- [JOB] Copy each line below that includes "this".

- [THE DATA]
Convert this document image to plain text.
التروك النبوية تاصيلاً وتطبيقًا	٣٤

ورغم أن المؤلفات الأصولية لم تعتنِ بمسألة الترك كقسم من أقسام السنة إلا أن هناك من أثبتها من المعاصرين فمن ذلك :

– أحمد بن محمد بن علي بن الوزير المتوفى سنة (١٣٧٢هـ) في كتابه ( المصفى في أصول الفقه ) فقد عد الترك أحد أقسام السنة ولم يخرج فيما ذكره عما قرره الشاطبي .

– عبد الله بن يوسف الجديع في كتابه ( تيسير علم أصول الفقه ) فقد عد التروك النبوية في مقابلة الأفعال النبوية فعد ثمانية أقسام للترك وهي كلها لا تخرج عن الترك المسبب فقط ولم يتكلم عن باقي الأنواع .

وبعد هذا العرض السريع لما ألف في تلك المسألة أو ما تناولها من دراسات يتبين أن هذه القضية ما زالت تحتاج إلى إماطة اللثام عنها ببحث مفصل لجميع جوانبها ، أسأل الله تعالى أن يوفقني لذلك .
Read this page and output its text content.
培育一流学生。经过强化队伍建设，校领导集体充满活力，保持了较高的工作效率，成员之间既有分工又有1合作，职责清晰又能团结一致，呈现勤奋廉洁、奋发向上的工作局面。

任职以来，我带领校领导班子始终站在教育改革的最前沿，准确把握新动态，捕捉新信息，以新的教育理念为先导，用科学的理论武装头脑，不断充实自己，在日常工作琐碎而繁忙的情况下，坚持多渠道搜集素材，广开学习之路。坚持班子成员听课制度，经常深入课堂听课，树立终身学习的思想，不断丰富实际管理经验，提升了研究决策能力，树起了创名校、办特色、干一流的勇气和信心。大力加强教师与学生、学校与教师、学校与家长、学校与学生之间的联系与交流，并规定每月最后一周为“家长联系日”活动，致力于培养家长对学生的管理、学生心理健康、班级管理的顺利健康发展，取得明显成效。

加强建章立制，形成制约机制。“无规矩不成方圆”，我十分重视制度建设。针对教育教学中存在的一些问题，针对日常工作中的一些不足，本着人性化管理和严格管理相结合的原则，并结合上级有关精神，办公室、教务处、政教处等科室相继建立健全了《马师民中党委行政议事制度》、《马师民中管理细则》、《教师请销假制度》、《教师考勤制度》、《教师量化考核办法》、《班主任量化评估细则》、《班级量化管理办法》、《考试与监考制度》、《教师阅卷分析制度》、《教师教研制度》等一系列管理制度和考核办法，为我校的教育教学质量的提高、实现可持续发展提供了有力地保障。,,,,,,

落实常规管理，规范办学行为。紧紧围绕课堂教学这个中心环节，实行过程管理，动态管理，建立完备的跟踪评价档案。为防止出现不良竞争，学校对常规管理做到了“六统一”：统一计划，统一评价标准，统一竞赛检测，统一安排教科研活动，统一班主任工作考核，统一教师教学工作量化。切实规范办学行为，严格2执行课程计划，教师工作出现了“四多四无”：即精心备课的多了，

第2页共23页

- [FINAL RESULT]
Convert this document image to plain text.
Read this page and output its text content.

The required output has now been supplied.